PROMPT:
Pull out every line containing the string "ремонта".

+++ TASK DATA +++

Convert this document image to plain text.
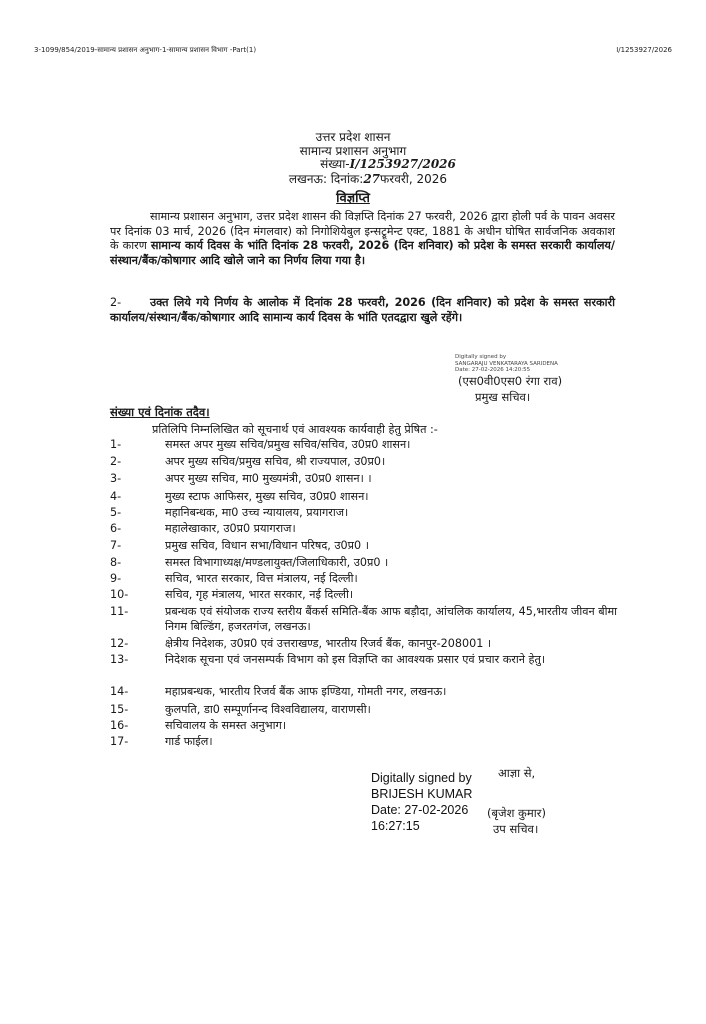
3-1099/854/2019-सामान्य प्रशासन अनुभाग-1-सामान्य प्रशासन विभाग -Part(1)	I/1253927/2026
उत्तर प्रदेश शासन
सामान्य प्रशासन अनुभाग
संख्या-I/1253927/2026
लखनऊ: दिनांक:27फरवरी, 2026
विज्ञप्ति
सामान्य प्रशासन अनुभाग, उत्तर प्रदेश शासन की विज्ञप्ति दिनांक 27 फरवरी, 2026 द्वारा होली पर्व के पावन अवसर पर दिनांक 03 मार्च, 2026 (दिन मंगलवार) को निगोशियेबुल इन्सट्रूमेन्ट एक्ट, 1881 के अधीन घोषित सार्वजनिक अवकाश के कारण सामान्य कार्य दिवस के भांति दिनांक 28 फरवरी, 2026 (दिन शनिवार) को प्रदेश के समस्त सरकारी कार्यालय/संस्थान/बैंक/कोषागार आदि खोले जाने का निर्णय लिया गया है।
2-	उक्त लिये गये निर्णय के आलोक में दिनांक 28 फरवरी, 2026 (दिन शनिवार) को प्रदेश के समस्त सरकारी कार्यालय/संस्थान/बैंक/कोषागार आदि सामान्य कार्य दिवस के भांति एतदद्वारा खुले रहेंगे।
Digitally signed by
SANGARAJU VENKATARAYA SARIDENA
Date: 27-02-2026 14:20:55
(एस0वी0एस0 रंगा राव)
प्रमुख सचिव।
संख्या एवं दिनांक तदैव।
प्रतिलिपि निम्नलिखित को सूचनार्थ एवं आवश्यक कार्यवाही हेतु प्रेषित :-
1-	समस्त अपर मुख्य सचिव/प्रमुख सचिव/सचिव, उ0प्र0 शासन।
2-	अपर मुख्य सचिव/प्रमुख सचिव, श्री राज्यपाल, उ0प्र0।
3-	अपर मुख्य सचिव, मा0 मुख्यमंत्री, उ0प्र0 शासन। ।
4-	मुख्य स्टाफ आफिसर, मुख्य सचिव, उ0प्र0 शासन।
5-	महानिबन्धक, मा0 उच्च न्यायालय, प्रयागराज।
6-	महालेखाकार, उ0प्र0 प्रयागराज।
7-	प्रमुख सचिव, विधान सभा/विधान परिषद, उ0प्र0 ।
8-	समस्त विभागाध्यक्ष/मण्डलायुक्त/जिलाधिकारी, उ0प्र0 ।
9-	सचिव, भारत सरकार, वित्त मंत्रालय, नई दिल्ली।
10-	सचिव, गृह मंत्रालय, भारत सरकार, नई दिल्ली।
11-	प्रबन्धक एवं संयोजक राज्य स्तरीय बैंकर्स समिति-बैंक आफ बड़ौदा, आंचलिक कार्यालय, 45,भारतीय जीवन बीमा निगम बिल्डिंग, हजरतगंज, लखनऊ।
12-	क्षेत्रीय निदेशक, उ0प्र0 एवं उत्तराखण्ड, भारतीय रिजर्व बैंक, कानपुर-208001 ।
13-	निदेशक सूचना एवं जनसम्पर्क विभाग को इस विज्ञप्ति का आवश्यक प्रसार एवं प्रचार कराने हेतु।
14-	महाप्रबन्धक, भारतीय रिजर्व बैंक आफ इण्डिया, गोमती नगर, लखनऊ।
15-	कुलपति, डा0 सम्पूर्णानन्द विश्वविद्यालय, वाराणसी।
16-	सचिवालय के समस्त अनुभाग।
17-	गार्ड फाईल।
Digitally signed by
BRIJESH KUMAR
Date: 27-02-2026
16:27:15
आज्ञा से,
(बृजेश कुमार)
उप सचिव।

+++
+++ TASK DATA +++

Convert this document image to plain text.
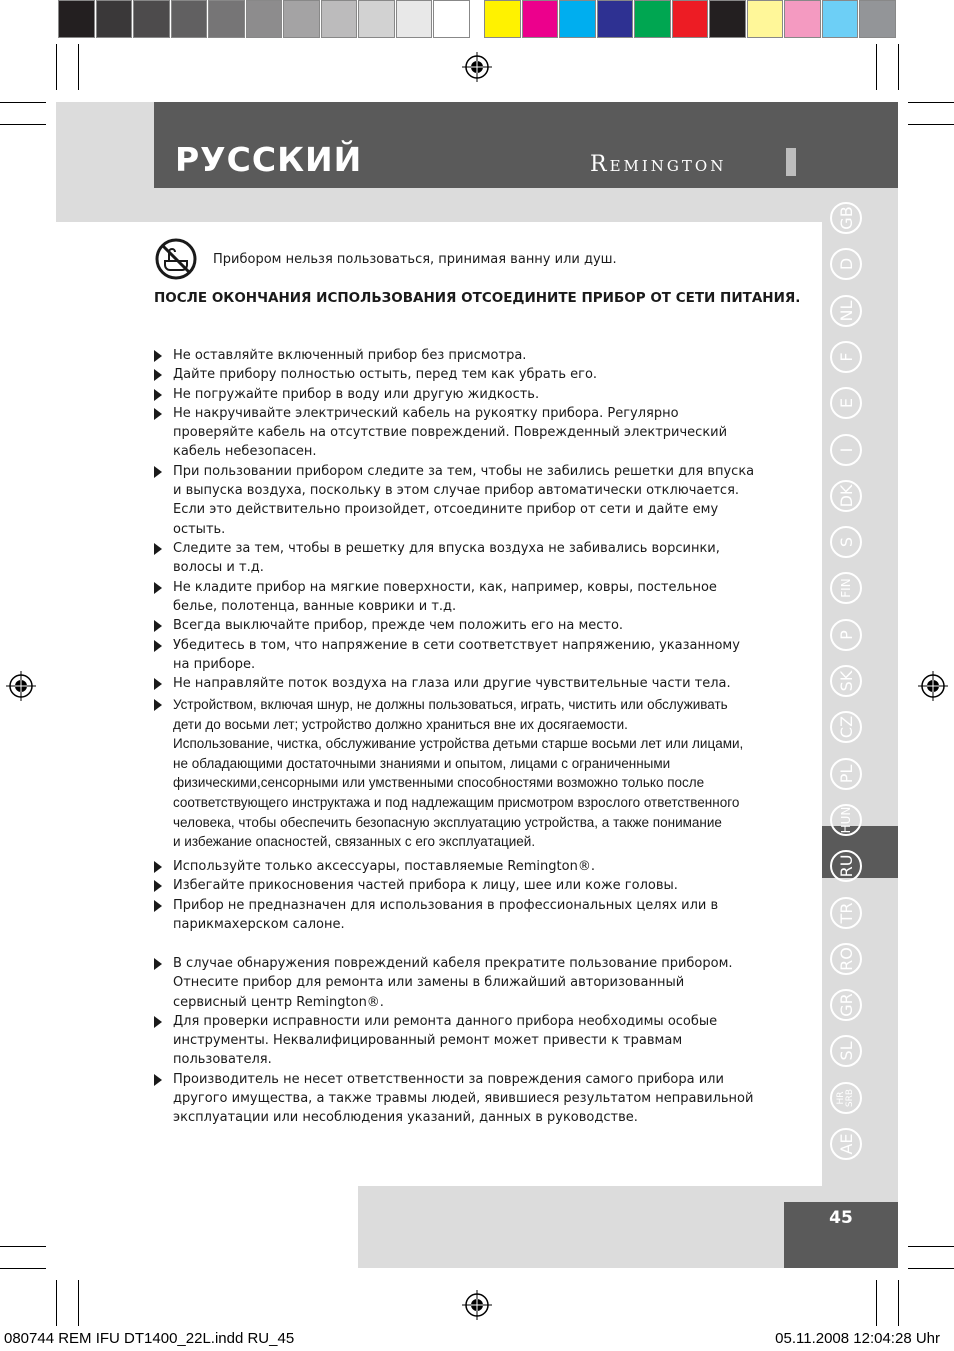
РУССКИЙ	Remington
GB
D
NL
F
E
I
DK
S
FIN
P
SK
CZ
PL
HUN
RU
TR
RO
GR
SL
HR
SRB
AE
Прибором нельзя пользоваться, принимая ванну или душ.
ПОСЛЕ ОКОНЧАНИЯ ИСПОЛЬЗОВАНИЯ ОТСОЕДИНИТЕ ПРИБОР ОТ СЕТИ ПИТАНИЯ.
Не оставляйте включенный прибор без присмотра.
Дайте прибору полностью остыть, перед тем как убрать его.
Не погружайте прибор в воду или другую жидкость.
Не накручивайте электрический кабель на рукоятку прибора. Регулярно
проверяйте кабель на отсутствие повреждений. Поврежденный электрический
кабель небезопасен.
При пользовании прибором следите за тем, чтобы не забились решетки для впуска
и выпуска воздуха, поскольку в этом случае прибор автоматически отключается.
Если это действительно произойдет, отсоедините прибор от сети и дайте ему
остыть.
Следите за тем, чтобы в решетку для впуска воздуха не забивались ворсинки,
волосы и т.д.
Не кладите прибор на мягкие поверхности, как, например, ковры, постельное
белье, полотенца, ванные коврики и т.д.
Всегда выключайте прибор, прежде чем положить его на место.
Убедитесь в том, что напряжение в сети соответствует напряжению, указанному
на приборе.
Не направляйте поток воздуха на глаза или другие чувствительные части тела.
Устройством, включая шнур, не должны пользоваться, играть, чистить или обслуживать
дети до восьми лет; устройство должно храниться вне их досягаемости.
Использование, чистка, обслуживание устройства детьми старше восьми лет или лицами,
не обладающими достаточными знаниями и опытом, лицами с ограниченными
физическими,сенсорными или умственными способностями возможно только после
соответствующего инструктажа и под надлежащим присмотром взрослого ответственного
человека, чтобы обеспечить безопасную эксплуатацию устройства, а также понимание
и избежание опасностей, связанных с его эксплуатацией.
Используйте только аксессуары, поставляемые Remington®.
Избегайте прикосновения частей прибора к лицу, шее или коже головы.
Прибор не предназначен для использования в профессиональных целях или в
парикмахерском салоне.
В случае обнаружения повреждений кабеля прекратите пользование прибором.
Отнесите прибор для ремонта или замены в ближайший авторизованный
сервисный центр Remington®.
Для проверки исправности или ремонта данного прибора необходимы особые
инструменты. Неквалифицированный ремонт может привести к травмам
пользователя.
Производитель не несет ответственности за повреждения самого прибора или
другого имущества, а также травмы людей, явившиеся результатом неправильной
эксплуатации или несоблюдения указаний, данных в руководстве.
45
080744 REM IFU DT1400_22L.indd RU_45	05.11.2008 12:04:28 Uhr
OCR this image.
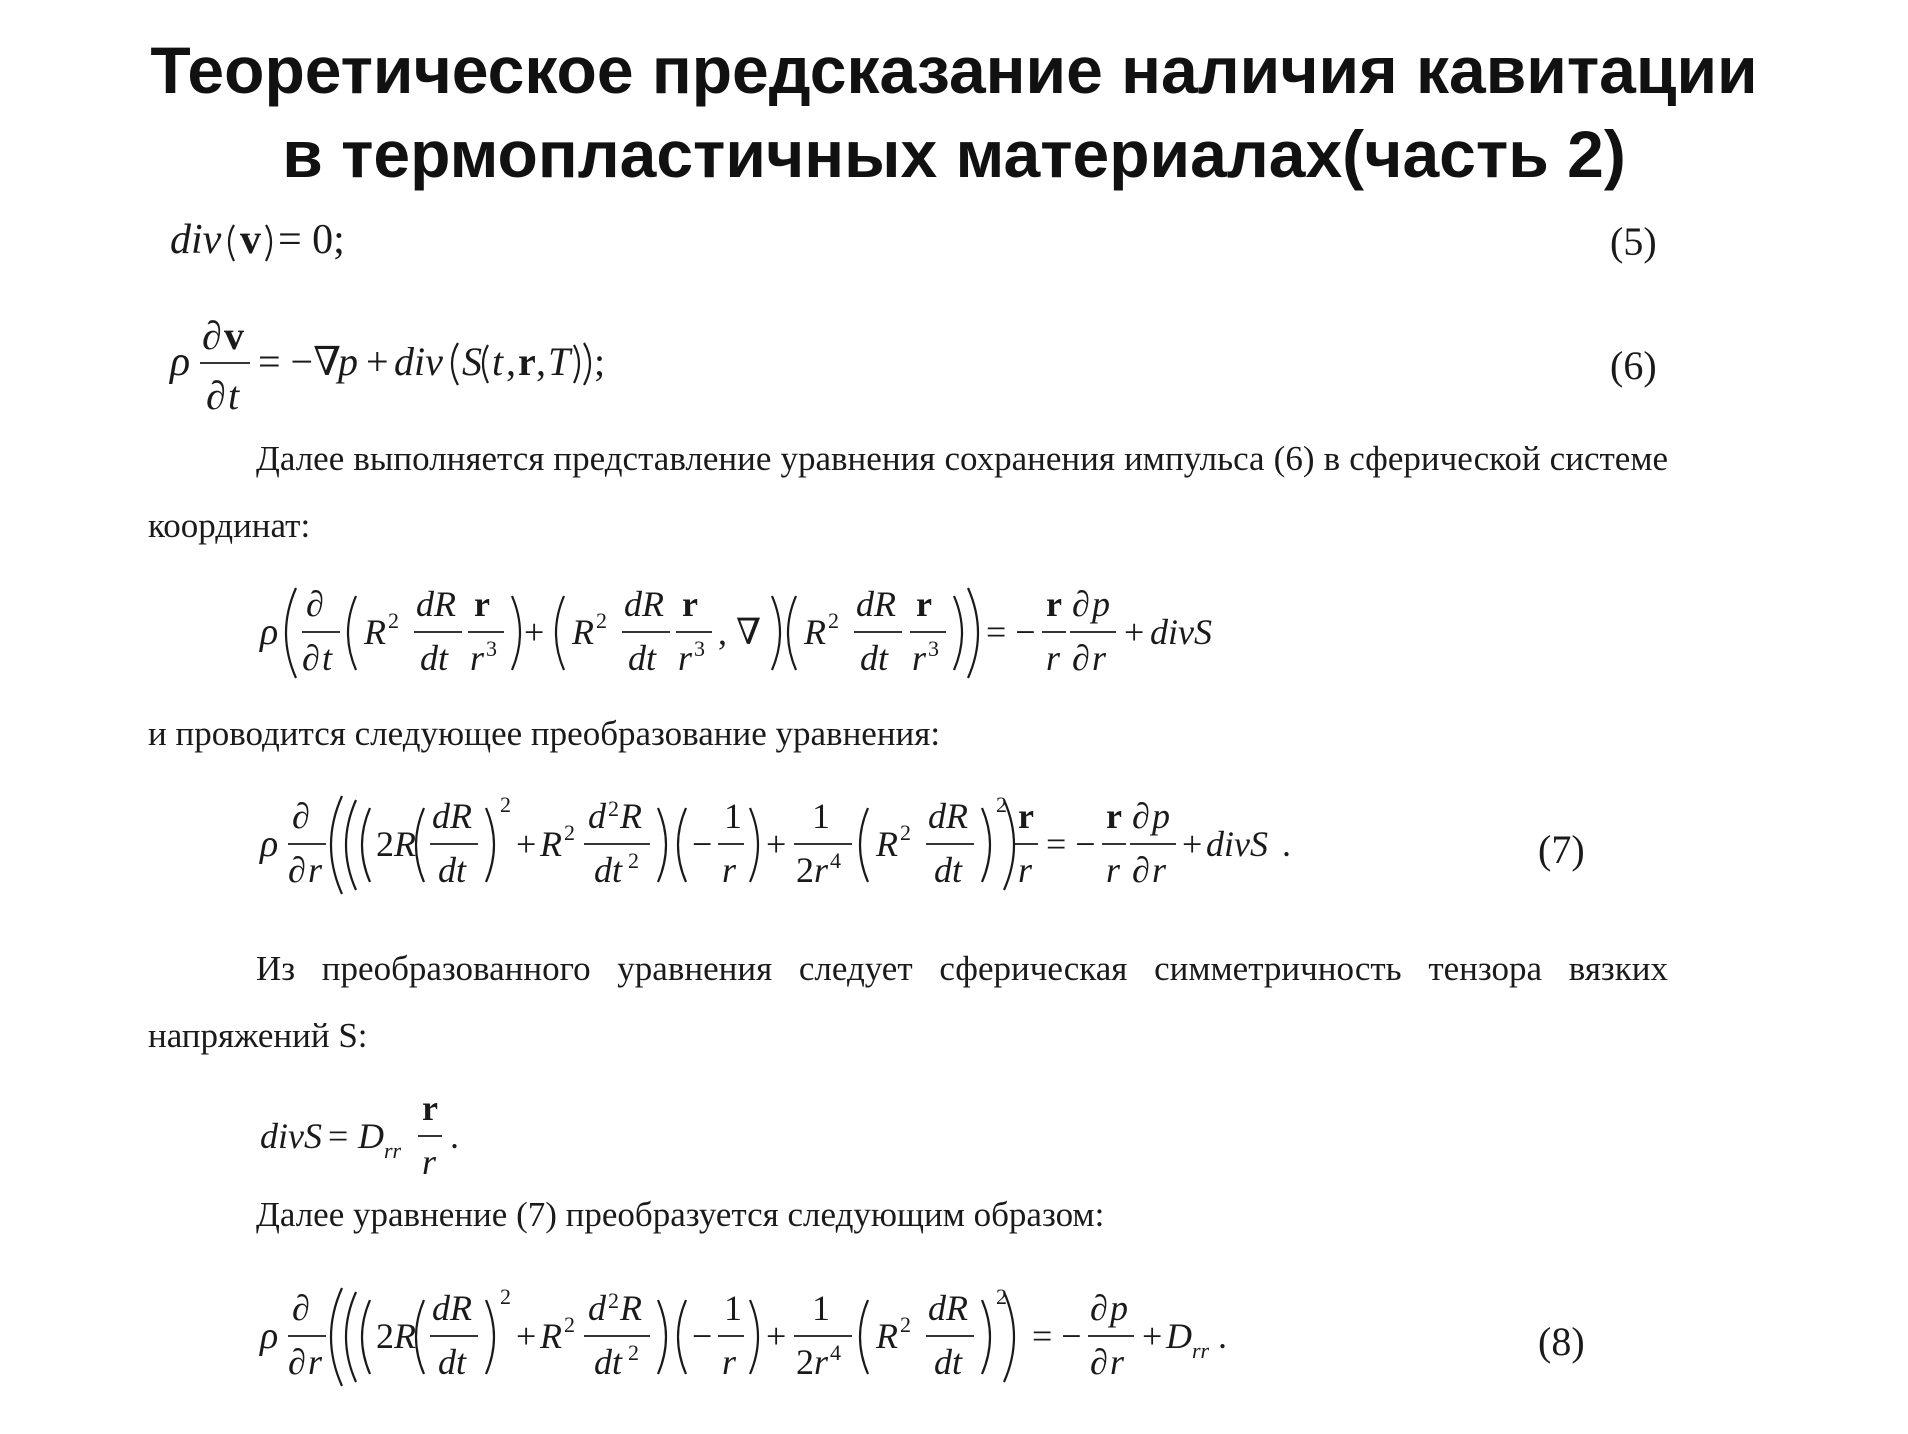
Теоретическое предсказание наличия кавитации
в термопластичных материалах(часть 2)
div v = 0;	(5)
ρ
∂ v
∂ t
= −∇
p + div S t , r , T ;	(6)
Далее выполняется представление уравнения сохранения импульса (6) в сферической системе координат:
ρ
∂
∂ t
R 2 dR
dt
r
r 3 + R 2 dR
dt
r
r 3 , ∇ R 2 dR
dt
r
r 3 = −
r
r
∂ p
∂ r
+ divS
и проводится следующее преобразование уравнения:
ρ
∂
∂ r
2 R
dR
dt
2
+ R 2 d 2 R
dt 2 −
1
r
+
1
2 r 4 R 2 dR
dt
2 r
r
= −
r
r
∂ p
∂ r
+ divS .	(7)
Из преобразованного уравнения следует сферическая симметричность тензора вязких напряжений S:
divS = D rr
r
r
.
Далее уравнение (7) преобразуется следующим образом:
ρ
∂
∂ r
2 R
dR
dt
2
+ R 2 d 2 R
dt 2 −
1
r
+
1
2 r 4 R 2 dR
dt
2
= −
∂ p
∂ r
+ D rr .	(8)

+++
+++ TASK DATA +++

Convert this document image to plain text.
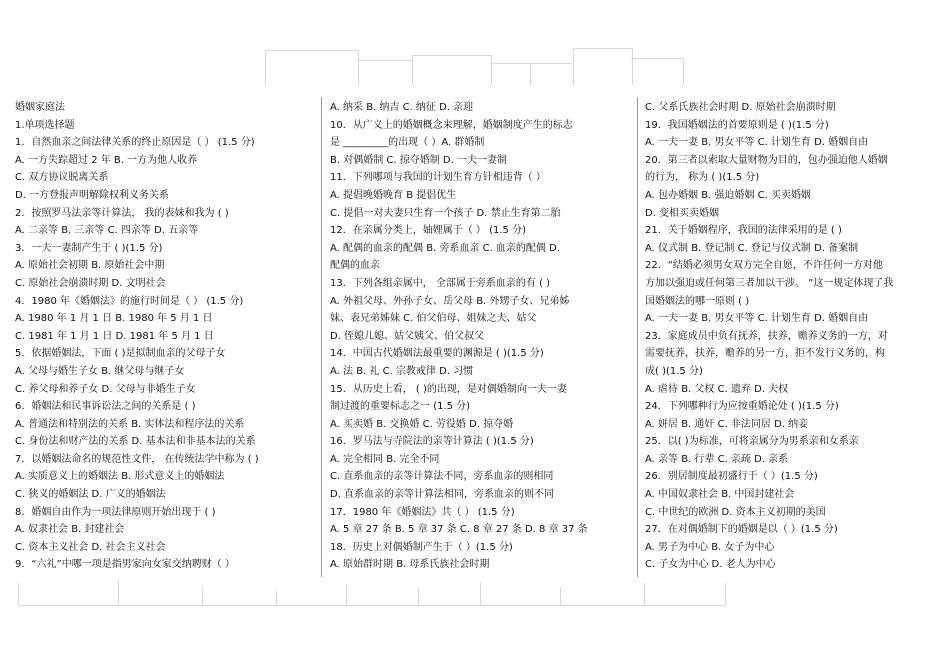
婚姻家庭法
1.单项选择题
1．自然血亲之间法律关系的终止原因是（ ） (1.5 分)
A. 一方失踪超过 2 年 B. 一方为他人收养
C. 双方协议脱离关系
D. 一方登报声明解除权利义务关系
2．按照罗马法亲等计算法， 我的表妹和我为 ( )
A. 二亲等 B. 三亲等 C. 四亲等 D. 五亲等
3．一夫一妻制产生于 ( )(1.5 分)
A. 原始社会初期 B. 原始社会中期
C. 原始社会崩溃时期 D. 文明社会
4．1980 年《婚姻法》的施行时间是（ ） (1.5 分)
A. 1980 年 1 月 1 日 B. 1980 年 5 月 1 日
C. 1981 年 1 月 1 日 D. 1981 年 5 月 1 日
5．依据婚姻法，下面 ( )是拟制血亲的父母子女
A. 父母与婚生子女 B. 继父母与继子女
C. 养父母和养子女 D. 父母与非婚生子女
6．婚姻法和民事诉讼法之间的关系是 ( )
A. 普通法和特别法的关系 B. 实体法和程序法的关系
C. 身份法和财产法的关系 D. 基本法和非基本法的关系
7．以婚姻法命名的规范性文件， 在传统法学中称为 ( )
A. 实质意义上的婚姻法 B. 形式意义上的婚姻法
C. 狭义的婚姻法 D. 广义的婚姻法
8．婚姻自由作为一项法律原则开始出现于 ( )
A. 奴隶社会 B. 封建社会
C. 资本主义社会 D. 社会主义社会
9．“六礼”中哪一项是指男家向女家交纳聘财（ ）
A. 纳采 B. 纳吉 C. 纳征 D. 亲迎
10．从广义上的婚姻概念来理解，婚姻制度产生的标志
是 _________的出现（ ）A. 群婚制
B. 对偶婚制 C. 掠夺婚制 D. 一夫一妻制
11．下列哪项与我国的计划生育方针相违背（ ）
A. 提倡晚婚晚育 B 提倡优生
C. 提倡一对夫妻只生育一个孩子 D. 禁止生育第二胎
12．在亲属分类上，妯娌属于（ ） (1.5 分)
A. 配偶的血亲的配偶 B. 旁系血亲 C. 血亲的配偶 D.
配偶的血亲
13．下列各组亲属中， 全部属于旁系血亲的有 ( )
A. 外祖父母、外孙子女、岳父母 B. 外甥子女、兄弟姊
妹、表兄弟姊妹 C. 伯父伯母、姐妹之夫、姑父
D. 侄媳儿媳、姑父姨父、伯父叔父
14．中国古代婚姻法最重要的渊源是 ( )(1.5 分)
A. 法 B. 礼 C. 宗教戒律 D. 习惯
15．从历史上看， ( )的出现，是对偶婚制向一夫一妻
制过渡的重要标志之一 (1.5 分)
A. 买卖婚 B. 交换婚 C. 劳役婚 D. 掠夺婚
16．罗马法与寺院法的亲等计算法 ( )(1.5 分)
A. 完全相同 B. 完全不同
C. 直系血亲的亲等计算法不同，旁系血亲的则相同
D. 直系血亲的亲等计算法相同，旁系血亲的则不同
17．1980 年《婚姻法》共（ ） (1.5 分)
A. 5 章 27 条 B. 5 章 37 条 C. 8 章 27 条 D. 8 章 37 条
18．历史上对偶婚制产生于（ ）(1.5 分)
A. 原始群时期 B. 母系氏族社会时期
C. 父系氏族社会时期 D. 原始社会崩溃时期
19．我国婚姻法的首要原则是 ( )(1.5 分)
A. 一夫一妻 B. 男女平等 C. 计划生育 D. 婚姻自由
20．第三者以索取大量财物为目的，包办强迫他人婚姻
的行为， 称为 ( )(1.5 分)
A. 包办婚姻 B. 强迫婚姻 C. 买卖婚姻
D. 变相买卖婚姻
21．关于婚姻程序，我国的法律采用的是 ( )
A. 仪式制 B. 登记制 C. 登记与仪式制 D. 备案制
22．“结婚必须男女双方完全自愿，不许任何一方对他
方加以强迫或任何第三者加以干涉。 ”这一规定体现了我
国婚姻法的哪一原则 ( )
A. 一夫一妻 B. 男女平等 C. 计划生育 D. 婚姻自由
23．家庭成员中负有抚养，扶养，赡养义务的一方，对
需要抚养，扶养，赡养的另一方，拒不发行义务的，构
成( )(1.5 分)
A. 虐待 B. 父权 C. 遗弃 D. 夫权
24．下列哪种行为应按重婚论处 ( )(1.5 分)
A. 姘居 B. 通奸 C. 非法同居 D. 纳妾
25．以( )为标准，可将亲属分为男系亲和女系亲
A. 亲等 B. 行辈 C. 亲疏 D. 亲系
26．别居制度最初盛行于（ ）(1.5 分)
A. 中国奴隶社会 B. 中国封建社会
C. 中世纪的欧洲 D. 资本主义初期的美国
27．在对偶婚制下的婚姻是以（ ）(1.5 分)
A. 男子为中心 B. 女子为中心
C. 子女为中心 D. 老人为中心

+++

ANSWER TO THE EXERCISE:
Отнесите прибор для ремонта или замены в ближайший авторизованный
Для проверки исправности или ремонта данного прибора необходимы особые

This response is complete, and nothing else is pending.